* **EXERCISE INSTRUCTIONS**: Filter the entries and keep only the lines where the string "late" appears.

* **DATASET ROWS**:
__________

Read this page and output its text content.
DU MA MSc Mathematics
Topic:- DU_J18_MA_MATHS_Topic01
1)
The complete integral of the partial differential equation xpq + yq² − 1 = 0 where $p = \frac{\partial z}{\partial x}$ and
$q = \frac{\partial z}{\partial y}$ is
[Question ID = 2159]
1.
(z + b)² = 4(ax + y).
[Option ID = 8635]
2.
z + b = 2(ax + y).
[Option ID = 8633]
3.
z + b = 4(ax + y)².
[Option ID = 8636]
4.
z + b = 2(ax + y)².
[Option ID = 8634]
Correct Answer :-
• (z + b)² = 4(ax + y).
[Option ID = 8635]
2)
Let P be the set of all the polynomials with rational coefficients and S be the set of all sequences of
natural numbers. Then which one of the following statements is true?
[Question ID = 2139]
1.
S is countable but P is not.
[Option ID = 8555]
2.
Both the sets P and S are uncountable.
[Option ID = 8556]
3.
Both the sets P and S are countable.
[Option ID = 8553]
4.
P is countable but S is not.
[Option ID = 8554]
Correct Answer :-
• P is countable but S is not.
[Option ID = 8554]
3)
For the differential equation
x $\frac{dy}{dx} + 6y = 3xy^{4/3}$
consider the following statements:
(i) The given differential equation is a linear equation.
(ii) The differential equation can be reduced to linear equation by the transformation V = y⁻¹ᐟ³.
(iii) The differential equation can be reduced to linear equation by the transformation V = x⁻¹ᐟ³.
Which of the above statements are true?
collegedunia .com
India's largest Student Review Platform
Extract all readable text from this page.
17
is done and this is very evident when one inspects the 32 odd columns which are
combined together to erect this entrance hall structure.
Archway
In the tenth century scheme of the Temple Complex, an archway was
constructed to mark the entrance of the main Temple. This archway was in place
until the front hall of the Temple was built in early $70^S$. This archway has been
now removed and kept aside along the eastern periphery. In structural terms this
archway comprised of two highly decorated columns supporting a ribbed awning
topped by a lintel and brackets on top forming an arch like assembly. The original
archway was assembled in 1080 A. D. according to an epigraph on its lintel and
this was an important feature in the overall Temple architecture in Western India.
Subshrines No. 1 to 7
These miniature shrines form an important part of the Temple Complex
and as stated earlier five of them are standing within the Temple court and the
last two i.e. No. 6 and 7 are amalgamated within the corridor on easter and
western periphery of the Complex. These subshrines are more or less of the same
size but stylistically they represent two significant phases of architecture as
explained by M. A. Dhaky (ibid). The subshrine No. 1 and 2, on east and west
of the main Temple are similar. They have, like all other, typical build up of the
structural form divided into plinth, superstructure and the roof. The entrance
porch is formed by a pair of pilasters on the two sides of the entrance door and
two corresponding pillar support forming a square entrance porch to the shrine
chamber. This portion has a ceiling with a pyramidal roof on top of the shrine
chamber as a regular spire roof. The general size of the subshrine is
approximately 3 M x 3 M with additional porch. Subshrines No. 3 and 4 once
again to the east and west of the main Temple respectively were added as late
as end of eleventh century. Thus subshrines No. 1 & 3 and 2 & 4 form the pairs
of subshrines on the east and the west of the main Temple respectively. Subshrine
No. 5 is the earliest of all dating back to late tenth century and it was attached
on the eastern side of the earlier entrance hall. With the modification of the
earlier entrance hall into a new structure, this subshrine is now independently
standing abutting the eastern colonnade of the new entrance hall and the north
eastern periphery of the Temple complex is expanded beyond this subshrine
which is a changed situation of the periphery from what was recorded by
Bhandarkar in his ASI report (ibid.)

__________

* **SOLUTION TO THE PROBLEM**:
again to the east and west of the main Temple respectively were added as late
No. 5 is the earliest of all dating back to late tenth century and it was attached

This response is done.